Search the listing below for "Аналитическая". Copy each matching line.

## Data excerpts
_ _ _
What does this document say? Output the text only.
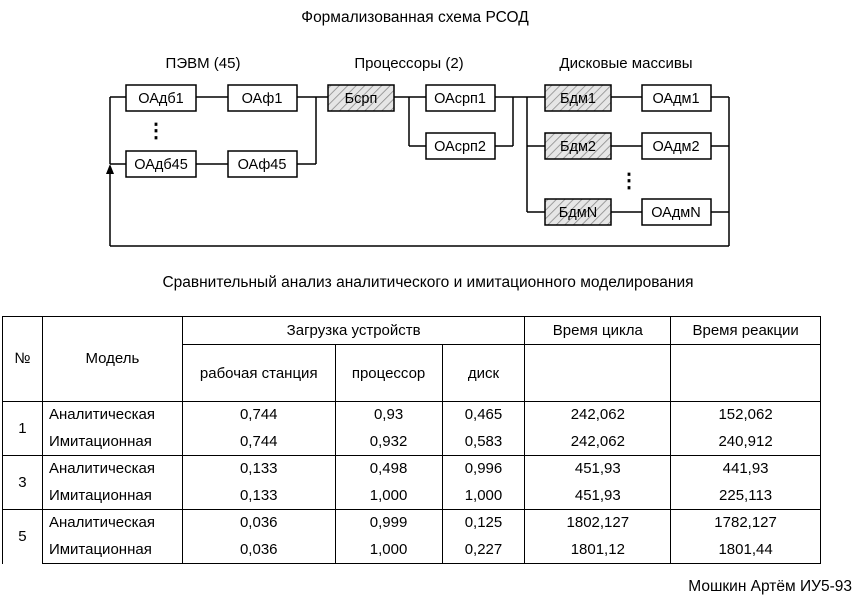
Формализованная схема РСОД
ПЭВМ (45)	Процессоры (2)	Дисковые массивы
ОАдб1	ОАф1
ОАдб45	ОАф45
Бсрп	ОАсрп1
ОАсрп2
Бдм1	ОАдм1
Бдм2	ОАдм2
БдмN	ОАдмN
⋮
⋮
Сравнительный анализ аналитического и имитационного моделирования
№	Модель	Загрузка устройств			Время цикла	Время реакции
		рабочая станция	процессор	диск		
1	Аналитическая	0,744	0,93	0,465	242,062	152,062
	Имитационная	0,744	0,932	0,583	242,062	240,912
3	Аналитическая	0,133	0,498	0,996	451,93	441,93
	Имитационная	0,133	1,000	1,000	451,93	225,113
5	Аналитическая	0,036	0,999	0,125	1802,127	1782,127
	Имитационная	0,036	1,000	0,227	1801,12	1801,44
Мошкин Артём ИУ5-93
_ _ _
## Expected output
1	Аналитическая	0,744	0,93	0,465	242,062	152,062
3	Аналитическая	0,133	0,498	0,996	451,93	441,93
5	Аналитическая	0,036	0,999	0,125	1802,127	1782,127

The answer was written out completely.